— start of Data in this exercise —
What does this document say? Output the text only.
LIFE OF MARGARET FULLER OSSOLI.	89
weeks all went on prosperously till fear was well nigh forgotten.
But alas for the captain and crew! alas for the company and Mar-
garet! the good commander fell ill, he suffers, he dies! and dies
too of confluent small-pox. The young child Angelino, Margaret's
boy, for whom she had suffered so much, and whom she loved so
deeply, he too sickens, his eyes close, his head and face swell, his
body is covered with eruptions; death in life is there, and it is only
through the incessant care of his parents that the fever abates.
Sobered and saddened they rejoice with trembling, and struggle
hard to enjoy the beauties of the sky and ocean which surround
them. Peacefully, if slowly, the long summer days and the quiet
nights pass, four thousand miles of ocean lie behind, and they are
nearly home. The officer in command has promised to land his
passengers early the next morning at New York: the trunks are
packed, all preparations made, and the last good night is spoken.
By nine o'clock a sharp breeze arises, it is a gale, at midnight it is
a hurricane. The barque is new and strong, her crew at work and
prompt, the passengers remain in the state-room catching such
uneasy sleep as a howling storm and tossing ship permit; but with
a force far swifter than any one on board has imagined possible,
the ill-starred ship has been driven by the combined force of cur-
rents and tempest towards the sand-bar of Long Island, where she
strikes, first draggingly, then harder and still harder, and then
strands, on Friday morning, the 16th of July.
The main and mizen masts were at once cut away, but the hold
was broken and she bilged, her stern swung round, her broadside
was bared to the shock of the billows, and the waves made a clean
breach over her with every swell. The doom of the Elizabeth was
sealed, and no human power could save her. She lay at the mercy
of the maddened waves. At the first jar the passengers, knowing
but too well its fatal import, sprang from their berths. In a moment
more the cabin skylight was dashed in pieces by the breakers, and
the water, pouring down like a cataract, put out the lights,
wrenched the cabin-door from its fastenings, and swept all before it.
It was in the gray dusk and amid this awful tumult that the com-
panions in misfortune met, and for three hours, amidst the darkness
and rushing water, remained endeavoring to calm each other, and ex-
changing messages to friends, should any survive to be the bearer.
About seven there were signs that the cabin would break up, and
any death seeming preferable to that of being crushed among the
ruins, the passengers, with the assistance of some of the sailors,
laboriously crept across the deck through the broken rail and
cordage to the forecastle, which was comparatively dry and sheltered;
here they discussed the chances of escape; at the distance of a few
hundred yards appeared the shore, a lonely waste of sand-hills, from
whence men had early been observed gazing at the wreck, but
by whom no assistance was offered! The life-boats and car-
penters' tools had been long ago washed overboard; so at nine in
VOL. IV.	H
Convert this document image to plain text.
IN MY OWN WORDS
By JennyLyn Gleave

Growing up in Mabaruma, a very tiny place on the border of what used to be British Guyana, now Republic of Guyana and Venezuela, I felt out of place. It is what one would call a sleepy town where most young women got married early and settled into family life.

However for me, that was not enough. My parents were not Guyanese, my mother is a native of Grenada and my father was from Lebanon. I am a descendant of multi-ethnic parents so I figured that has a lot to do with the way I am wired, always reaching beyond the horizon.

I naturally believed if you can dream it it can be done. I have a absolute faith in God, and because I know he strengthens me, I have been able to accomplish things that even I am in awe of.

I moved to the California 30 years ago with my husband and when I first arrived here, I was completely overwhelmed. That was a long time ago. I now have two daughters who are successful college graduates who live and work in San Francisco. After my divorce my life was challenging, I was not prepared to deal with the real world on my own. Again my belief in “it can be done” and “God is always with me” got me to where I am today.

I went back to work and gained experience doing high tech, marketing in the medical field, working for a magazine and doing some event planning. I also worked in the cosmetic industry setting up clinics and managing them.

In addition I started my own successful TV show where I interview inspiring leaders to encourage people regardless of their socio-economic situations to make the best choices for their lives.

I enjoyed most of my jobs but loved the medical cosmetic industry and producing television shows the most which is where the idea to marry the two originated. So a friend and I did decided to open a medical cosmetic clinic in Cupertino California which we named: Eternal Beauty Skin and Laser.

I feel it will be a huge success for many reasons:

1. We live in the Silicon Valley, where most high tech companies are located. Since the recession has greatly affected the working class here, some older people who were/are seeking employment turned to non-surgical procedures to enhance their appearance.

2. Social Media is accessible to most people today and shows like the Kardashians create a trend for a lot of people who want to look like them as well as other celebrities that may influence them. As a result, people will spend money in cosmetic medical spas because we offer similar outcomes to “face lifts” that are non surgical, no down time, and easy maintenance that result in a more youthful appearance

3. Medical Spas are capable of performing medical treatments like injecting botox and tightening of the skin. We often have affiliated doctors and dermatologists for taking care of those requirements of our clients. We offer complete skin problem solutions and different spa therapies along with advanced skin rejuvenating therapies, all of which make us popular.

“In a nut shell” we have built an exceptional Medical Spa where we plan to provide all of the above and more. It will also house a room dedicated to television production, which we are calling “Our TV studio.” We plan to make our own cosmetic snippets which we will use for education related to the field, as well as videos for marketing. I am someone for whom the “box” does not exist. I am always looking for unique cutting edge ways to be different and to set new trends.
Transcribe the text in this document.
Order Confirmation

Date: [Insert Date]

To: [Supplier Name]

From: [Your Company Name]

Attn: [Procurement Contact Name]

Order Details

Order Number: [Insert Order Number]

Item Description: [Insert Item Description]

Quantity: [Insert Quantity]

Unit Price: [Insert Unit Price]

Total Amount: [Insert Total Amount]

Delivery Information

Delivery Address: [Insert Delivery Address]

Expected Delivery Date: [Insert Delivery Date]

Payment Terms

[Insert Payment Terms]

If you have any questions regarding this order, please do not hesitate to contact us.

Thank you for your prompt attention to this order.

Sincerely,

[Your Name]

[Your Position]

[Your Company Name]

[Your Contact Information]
— end of Data in this exercise —
### The exercise
In the records above, how many lines hold the string "like"? Reply with only the number.

### Output for this exercise
3